> _Exercise instructions_
Below are some entries. Output each one exactly as it appears.

Raw records

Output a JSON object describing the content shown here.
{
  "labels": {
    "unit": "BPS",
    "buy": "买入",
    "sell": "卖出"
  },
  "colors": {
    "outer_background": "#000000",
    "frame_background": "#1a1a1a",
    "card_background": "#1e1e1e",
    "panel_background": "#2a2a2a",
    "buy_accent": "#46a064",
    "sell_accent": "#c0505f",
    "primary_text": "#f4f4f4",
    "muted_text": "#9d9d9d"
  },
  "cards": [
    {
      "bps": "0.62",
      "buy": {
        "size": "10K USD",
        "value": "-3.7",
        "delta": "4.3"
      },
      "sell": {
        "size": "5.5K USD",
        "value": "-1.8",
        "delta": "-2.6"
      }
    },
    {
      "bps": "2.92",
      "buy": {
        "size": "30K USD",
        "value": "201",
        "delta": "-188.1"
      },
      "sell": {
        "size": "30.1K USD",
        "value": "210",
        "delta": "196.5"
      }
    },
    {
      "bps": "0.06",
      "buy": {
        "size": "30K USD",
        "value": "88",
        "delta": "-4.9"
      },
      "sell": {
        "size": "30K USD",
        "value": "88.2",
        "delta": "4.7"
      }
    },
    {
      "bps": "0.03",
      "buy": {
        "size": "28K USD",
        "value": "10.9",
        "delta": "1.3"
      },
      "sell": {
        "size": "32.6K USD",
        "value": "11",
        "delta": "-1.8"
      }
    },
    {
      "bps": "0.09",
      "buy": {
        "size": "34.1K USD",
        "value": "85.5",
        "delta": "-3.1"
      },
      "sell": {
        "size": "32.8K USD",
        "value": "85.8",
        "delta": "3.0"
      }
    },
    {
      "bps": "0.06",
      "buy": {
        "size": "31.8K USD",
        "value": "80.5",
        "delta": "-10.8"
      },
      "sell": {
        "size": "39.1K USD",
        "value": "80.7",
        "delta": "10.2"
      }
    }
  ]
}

> _Solution to this exercise_
Output a JSON object describing the content shown here.
{
  "labels": {
    "unit": "BPS",
    "buy": "买入",
    "sell": "卖出"
  },
  "colors": {
    "outer_background": "#000000",
    "frame_background": "#1a1a1a",
    "card_background": "#1e1e1e",
    "panel_background": "#2a2a2a",
    "buy_accent": "#46a064",
    "sell_accent": "#c0505f",
    "primary_text": "#f4f4f4",
    "muted_text": "#9d9d9d"
  },
  "cards": [
    {
      "bps": "0.62",
      "buy": {
        "size": "10K USD",
        "value": "-3.7",
        "delta": "4.3"
      },
      "sell": {
        "size": "5.5K USD",
        "value": "-1.8",
        "delta": "-2.6"
      }
    },
    {
      "bps": "2.92",
      "buy": {
        "size": "30K USD",
        "value": "201",
        "delta": "-188.1"
      },
      "sell": {
        "size": "30.1K USD",
        "value": "210",
        "delta": "196.5"
      }
    },
    {
      "bps": "0.06",
      "buy": {
        "size": "30K USD",
        "value": "88",
        "delta": "-4.9"
      },
      "sell": {
        "size": "30K USD",
        "value": "88.2",
        "delta": "4.7"
      }
    },
    {
      "bps": "0.03",
      "buy": {
        "size": "28K USD",
        "value": "10.9",
        "delta": "1.3"
      },
      "sell": {
        "size": "32.6K USD",
        "value": "11",
        "delta": "-1.8"
      }
    },
    {
      "bps": "0.09",
      "buy": {
        "size": "34.1K USD",
        "value": "85.5",
        "delta": "-3.1"
      },
      "sell": {
        "size": "32.8K USD",
        "value": "85.8",
        "delta": "3.0"
      }
    },
    {
      "bps": "0.06",
      "buy": {
        "size": "31.8K USD",
        "value": "80.5",
        "delta": "-10.8"
      },
      "sell": {
        "size": "39.1K USD",
        "value": "80.7",
        "delta": "10.2"
      }
    }
  ]
}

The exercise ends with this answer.